▶ _Data entries_:
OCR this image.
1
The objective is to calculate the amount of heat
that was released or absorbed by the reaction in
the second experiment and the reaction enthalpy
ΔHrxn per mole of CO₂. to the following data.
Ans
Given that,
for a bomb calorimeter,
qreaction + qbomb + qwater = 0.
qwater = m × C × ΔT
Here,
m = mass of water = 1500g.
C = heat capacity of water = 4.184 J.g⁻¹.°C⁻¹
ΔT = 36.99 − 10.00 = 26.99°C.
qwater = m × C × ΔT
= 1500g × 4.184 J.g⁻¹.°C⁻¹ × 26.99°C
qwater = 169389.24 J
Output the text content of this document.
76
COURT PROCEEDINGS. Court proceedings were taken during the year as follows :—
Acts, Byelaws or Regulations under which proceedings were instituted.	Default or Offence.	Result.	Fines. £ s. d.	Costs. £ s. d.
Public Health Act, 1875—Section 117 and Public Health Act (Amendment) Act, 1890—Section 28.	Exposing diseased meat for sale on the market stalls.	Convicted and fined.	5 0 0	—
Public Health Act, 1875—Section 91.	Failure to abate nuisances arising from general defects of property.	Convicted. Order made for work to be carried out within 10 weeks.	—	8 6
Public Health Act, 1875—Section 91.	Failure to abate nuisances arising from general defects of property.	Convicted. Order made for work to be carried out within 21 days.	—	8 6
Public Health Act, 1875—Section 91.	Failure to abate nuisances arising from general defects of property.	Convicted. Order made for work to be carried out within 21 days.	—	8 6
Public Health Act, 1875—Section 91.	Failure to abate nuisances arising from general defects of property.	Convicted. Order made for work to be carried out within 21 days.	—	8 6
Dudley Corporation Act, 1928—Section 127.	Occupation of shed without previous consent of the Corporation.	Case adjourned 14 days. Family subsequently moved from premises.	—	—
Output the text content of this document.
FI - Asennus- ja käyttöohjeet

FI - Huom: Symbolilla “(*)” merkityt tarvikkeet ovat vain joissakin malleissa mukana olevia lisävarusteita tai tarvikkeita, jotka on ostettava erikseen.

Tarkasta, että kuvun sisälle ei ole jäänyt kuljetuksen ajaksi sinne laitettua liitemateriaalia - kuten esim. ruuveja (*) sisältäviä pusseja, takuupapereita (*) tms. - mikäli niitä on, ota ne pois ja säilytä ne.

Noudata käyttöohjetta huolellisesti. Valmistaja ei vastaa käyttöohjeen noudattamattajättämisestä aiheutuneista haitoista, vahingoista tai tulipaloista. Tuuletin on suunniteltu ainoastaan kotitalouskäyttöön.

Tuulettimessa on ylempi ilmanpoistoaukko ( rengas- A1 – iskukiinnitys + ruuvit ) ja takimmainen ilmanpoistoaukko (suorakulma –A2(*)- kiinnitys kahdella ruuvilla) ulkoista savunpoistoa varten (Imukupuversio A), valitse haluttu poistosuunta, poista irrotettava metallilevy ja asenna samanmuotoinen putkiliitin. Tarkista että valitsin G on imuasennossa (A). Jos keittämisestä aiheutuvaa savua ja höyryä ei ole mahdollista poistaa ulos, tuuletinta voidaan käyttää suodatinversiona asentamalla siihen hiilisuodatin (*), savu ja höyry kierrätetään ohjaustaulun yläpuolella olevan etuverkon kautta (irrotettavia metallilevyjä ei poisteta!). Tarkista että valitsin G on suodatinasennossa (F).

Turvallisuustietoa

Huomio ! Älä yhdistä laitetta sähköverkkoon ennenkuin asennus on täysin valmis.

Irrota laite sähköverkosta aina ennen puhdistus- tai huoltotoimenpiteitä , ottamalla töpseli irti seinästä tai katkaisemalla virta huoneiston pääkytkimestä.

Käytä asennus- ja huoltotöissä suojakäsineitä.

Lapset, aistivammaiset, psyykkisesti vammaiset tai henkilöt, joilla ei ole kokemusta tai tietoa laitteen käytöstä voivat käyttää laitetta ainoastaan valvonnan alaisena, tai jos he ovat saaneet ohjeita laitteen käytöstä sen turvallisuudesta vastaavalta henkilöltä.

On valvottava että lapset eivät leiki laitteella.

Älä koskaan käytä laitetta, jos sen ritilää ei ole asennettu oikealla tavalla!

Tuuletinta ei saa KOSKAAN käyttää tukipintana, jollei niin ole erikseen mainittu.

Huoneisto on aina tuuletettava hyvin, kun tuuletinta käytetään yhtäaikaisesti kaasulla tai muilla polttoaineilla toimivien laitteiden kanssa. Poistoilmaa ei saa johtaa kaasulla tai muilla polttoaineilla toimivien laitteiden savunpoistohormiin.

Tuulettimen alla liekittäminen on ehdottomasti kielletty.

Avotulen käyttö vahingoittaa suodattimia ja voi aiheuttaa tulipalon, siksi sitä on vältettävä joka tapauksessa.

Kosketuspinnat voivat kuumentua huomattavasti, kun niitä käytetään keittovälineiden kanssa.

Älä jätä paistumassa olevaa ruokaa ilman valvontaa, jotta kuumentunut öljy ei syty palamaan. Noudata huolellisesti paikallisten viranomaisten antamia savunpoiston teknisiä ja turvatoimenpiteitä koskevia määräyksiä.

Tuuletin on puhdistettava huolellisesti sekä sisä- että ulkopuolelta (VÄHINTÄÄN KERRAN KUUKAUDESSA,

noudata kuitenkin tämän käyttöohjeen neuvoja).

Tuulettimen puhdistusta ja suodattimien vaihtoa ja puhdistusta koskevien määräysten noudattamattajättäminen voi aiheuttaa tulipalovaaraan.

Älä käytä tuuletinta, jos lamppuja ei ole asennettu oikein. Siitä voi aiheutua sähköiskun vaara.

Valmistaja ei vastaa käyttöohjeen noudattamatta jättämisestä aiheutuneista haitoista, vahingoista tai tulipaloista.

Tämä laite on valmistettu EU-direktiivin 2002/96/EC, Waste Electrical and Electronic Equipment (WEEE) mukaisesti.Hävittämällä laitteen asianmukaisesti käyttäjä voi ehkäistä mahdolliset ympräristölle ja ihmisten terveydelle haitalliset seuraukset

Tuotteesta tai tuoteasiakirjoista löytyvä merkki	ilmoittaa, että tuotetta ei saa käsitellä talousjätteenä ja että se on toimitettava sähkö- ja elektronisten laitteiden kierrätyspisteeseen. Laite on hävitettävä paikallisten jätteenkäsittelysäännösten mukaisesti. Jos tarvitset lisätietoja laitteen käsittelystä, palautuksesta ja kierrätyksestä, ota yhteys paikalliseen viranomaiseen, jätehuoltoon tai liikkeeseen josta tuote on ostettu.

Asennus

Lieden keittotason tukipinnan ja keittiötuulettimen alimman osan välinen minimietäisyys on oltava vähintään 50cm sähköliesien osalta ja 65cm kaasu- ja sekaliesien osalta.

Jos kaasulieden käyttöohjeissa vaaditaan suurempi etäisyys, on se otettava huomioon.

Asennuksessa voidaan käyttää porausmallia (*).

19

▶ _Short task_:
Retype the listing above in full, with no alterations.

▶ _Written response_:
OCR this image.
1
The objective is to calculate the amount of heat
that was released or absorbed by the reaction in
the second experiment and the reaction enthalpy
ΔHrxn per mole of CO₂. to the following data.
Ans
Given that,
for a bomb calorimeter,
qreaction + qbomb + qwater = 0.
qwater = m × C × ΔT
Here,
m = mass of water = 1500g.
C = heat capacity of water = 4.184 J.g⁻¹.°C⁻¹
ΔT = 36.99 − 10.00 = 26.99°C.
qwater = m × C × ΔT
= 1500g × 4.184 J.g⁻¹.°C⁻¹ × 26.99°C
qwater = 169389.24 J
Output the text content of this document.
76
COURT PROCEEDINGS. Court proceedings were taken during the year as follows :—
Acts, Byelaws or Regulations under which proceedings were instituted.	Default or Offence.	Result.	Fines. £ s. d.	Costs. £ s. d.
Public Health Act, 1875—Section 117 and Public Health Act (Amendment) Act, 1890—Section 28.	Exposing diseased meat for sale on the market stalls.	Convicted and fined.	5 0 0	—
Public Health Act, 1875—Section 91.	Failure to abate nuisances arising from general defects of property.	Convicted. Order made for work to be carried out within 10 weeks.	—	8 6
Public Health Act, 1875—Section 91.	Failure to abate nuisances arising from general defects of property.	Convicted. Order made for work to be carried out within 21 days.	—	8 6
Public Health Act, 1875—Section 91.	Failure to abate nuisances arising from general defects of property.	Convicted. Order made for work to be carried out within 21 days.	—	8 6
Public Health Act, 1875—Section 91.	Failure to abate nuisances arising from general defects of property.	Convicted. Order made for work to be carried out within 21 days.	—	8 6
Dudley Corporation Act, 1928—Section 127.	Occupation of shed without previous consent of the Corporation.	Case adjourned 14 days. Family subsequently moved from premises.	—	—
Output the text content of this document.
FI - Asennus- ja käyttöohjeet

FI - Huom: Symbolilla “(*)” merkityt tarvikkeet ovat vain joissakin malleissa mukana olevia lisävarusteita tai tarvikkeita, jotka on ostettava erikseen.

Tarkasta, että kuvun sisälle ei ole jäänyt kuljetuksen ajaksi sinne laitettua liitemateriaalia - kuten esim. ruuveja (*) sisältäviä pusseja, takuupapereita (*) tms. - mikäli niitä on, ota ne pois ja säilytä ne.

Noudata käyttöohjetta huolellisesti. Valmistaja ei vastaa käyttöohjeen noudattamattajättämisestä aiheutuneista haitoista, vahingoista tai tulipaloista. Tuuletin on suunniteltu ainoastaan kotitalouskäyttöön.

Tuulettimessa on ylempi ilmanpoistoaukko ( rengas- A1 – iskukiinnitys + ruuvit ) ja takimmainen ilmanpoistoaukko (suorakulma –A2(*)- kiinnitys kahdella ruuvilla) ulkoista savunpoistoa varten (Imukupuversio A), valitse haluttu poistosuunta, poista irrotettava metallilevy ja asenna samanmuotoinen putkiliitin. Tarkista että valitsin G on imuasennossa (A). Jos keittämisestä aiheutuvaa savua ja höyryä ei ole mahdollista poistaa ulos, tuuletinta voidaan käyttää suodatinversiona asentamalla siihen hiilisuodatin (*), savu ja höyry kierrätetään ohjaustaulun yläpuolella olevan etuverkon kautta (irrotettavia metallilevyjä ei poisteta!). Tarkista että valitsin G on suodatinasennossa (F).

Turvallisuustietoa

Huomio ! Älä yhdistä laitetta sähköverkkoon ennenkuin asennus on täysin valmis.

Irrota laite sähköverkosta aina ennen puhdistus- tai huoltotoimenpiteitä , ottamalla töpseli irti seinästä tai katkaisemalla virta huoneiston pääkytkimestä.

Käytä asennus- ja huoltotöissä suojakäsineitä.

Lapset, aistivammaiset, psyykkisesti vammaiset tai henkilöt, joilla ei ole kokemusta tai tietoa laitteen käytöstä voivat käyttää laitetta ainoastaan valvonnan alaisena, tai jos he ovat saaneet ohjeita laitteen käytöstä sen turvallisuudesta vastaavalta henkilöltä.

On valvottava että lapset eivät leiki laitteella.

Älä koskaan käytä laitetta, jos sen ritilää ei ole asennettu oikealla tavalla!

Tuuletinta ei saa KOSKAAN käyttää tukipintana, jollei niin ole erikseen mainittu.

Huoneisto on aina tuuletettava hyvin, kun tuuletinta käytetään yhtäaikaisesti kaasulla tai muilla polttoaineilla toimivien laitteiden kanssa. Poistoilmaa ei saa johtaa kaasulla tai muilla polttoaineilla toimivien laitteiden savunpoistohormiin.

Tuulettimen alla liekittäminen on ehdottomasti kielletty.

Avotulen käyttö vahingoittaa suodattimia ja voi aiheuttaa tulipalon, siksi sitä on vältettävä joka tapauksessa.

Kosketuspinnat voivat kuumentua huomattavasti, kun niitä käytetään keittovälineiden kanssa.

Älä jätä paistumassa olevaa ruokaa ilman valvontaa, jotta kuumentunut öljy ei syty palamaan. Noudata huolellisesti paikallisten viranomaisten antamia savunpoiston teknisiä ja turvatoimenpiteitä koskevia määräyksiä.

Tuuletin on puhdistettava huolellisesti sekä sisä- että ulkopuolelta (VÄHINTÄÄN KERRAN KUUKAUDESSA,

noudata kuitenkin tämän käyttöohjeen neuvoja).

Tuulettimen puhdistusta ja suodattimien vaihtoa ja puhdistusta koskevien määräysten noudattamattajättäminen voi aiheuttaa tulipalovaaraan.

Älä käytä tuuletinta, jos lamppuja ei ole asennettu oikein. Siitä voi aiheutua sähköiskun vaara.

Valmistaja ei vastaa käyttöohjeen noudattamatta jättämisestä aiheutuneista haitoista, vahingoista tai tulipaloista.

Tämä laite on valmistettu EU-direktiivin 2002/96/EC, Waste Electrical and Electronic Equipment (WEEE) mukaisesti.Hävittämällä laitteen asianmukaisesti käyttäjä voi ehkäistä mahdolliset ympräristölle ja ihmisten terveydelle haitalliset seuraukset

Tuotteesta tai tuoteasiakirjoista löytyvä merkki	ilmoittaa, että tuotetta ei saa käsitellä talousjätteenä ja että se on toimitettava sähkö- ja elektronisten laitteiden kierrätyspisteeseen. Laite on hävitettävä paikallisten jätteenkäsittelysäännösten mukaisesti. Jos tarvitset lisätietoja laitteen käsittelystä, palautuksesta ja kierrätyksestä, ota yhteys paikalliseen viranomaiseen, jätehuoltoon tai liikkeeseen josta tuote on ostettu.

Asennus

Lieden keittotason tukipinnan ja keittiötuulettimen alimman osan välinen minimietäisyys on oltava vähintään 50cm sähköliesien osalta ja 65cm kaasu- ja sekaliesien osalta.

Jos kaasulieden käyttöohjeissa vaaditaan suurempi etäisyys, on se otettava huomioon.

Asennuksessa voidaan käyttää porausmallia (*).

19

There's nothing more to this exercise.